▶ **Written problem**
Search the material for the word "this" and report each line where it turns up.

+++ The input

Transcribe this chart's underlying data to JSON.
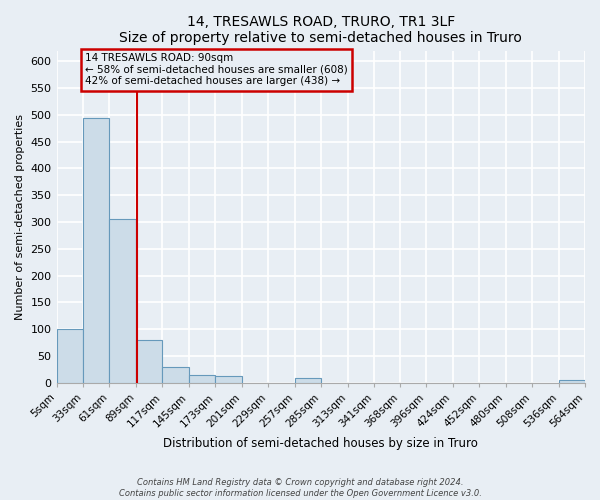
{
  "title": "14, TRESAWLS ROAD, TRURO, TR1 3LF",
  "subtitle": "Size of property relative to semi-detached houses in Truro",
  "xlabel": "Distribution of semi-detached houses by size in Truro",
  "ylabel": "Number of semi-detached properties",
  "bin_edges": [
    5,
    33,
    61,
    89,
    117,
    145,
    173,
    201,
    229,
    257,
    285,
    313,
    341,
    368,
    396,
    424,
    452,
    480,
    508,
    536,
    564
  ],
  "bin_values": [
    100,
    495,
    305,
    80,
    30,
    15,
    12,
    0,
    0,
    8,
    0,
    0,
    0,
    0,
    0,
    0,
    0,
    0,
    0,
    5
  ],
  "bar_color": "#ccdce8",
  "bar_edge_color": "#6699bb",
  "property_size": 90,
  "marker_line_color": "#cc0000",
  "annotation_title": "14 TRESAWLS ROAD: 90sqm",
  "annotation_line1": "← 58% of semi-detached houses are smaller (608)",
  "annotation_line2": "42% of semi-detached houses are larger (438) →",
  "annotation_box_edge_color": "#cc0000",
  "ylim": [
    0,
    620
  ],
  "yticks": [
    0,
    50,
    100,
    150,
    200,
    250,
    300,
    350,
    400,
    450,
    500,
    550,
    600
  ],
  "footer_line1": "Contains HM Land Registry data © Crown copyright and database right 2024.",
  "footer_line2": "Contains public sector information licensed under the Open Government Licence v3.0.",
  "background_color": "#e8eef4"
}
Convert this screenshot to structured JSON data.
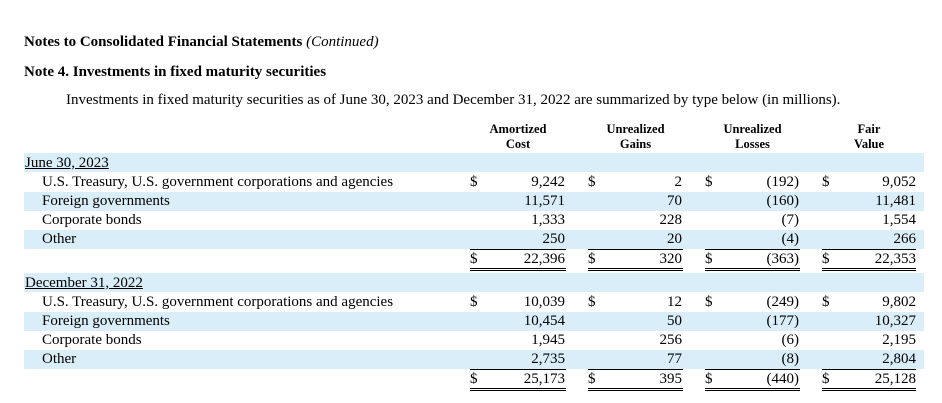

++++++

▶ **Answer to the problem**
Transcribe this chart's underlying data to JSON.
Convert this screenshot to structured JSON data.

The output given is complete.